+++ RECORDS FOR THIS EXERCISE

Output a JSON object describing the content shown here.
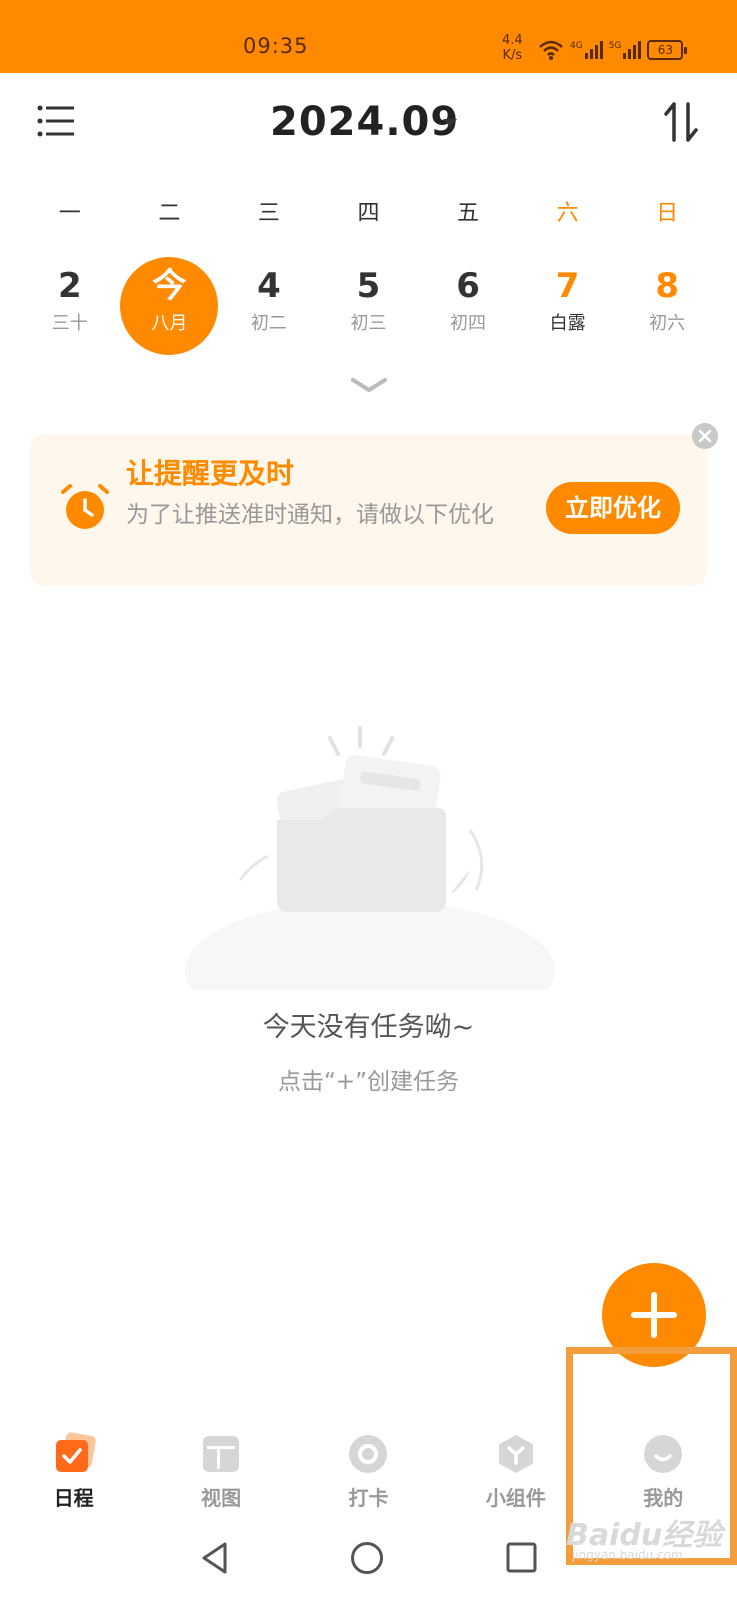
{
  "status_bar": {
    "time": "09:35",
    "net_speed_value": "4.4",
    "net_speed_unit": "K/s",
    "signal_1": "4G",
    "signal_2": "5G",
    "battery": "63"
  },
  "header": {
    "menu_icon": "menu-list-icon",
    "title": "2024.09",
    "caret_icon": "caret-down-icon",
    "sort_icon": "sort-arrows-icon"
  },
  "week": {
    "weekdays": [
      "一",
      "二",
      "三",
      "四",
      "五",
      "六",
      "日"
    ],
    "dates": [
      {
        "num": "2",
        "lunar": "三十"
      },
      {
        "num": "今",
        "lunar": "八月"
      },
      {
        "num": "4",
        "lunar": "初二"
      },
      {
        "num": "5",
        "lunar": "初三"
      },
      {
        "num": "6",
        "lunar": "初四"
      },
      {
        "num": "7",
        "lunar": "白露"
      },
      {
        "num": "8",
        "lunar": "初六"
      }
    ],
    "expand_icon": "chevron-down-icon"
  },
  "banner": {
    "title": "让提醒更及时",
    "text": "为了让推送准时通知，请做以下优化",
    "button": "立即优化",
    "icon": "alarm-clock-icon",
    "close_icon": "close-icon"
  },
  "empty_state": {
    "title": "今天没有任务呦~",
    "hint": "点击“+”创建任务",
    "illustration": "empty-folder-illustration"
  },
  "fab": {
    "icon": "plus-icon"
  },
  "tabs": [
    {
      "label": "日程",
      "icon": "calendar-check-icon",
      "active": true
    },
    {
      "label": "视图",
      "icon": "layout-icon",
      "active": false
    },
    {
      "label": "打卡",
      "icon": "checkin-icon",
      "active": false
    },
    {
      "label": "小组件",
      "icon": "widget-icon",
      "active": false
    },
    {
      "label": "我的",
      "icon": "profile-icon",
      "active": false
    }
  ],
  "nav": {
    "back": "back-triangle-icon",
    "home": "home-circle-icon",
    "recent": "recent-square-icon"
  },
  "watermark": {
    "brand": "Baidu经验",
    "sub": "jingyan.baidu.com"
  },
  "colors": {
    "accent": "#FF8A00",
    "banner_bg": "#FFF7EC",
    "highlight": "#F29E3C"
  }
}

++++++

GIVEN REQUEST> Reproduce the entries above without change, omitting all pictures.

CORRECT OUTPUT>
Output a JSON object describing the content shown here.
{
  "status_bar": {
    "time": "09:35",
    "net_speed_value": "4.4",
    "net_speed_unit": "K/s",
    "signal_1": "4G",
    "signal_2": "5G",
    "battery": "63"
  },
  "header": {
    "menu_icon": "menu-list-icon",
    "title": "2024.09",
    "caret_icon": "caret-down-icon",
    "sort_icon": "sort-arrows-icon"
  },
  "week": {
    "weekdays": [
      "一",
      "二",
      "三",
      "四",
      "五",
      "六",
      "日"
    ],
    "dates": [
      {
        "num": "2",
        "lunar": "三十"
      },
      {
        "num": "今",
        "lunar": "八月"
      },
      {
        "num": "4",
        "lunar": "初二"
      },
      {
        "num": "5",
        "lunar": "初三"
      },
      {
        "num": "6",
        "lunar": "初四"
      },
      {
        "num": "7",
        "lunar": "白露"
      },
      {
        "num": "8",
        "lunar": "初六"
      }
    ],
    "expand_icon": "chevron-down-icon"
  },
  "banner": {
    "title": "让提醒更及时",
    "text": "为了让推送准时通知，请做以下优化",
    "button": "立即优化",
    "icon": "alarm-clock-icon",
    "close_icon": "close-icon"
  },
  "empty_state": {
    "title": "今天没有任务呦~",
    "hint": "点击“+”创建任务",
    "illustration": "empty-folder-illustration"
  },
  "fab": {
    "icon": "plus-icon"
  },
  "tabs": [
    {
      "label": "日程",
      "icon": "calendar-check-icon",
      "active": true
    },
    {
      "label": "视图",
      "icon": "layout-icon",
      "active": false
    },
    {
      "label": "打卡",
      "icon": "checkin-icon",
      "active": false
    },
    {
      "label": "小组件",
      "icon": "widget-icon",
      "active": false
    },
    {
      "label": "我的",
      "icon": "profile-icon",
      "active": false
    }
  ],
  "nav": {
    "back": "back-triangle-icon",
    "home": "home-circle-icon",
    "recent": "recent-square-icon"
  },
  "watermark": {
    "brand": "Baidu经验",
    "sub": "jingyan.baidu.com"
  },
  "colors": {
    "accent": "#FF8A00",
    "banner_bg": "#FFF7EC",
    "highlight": "#F29E3C"
  }
}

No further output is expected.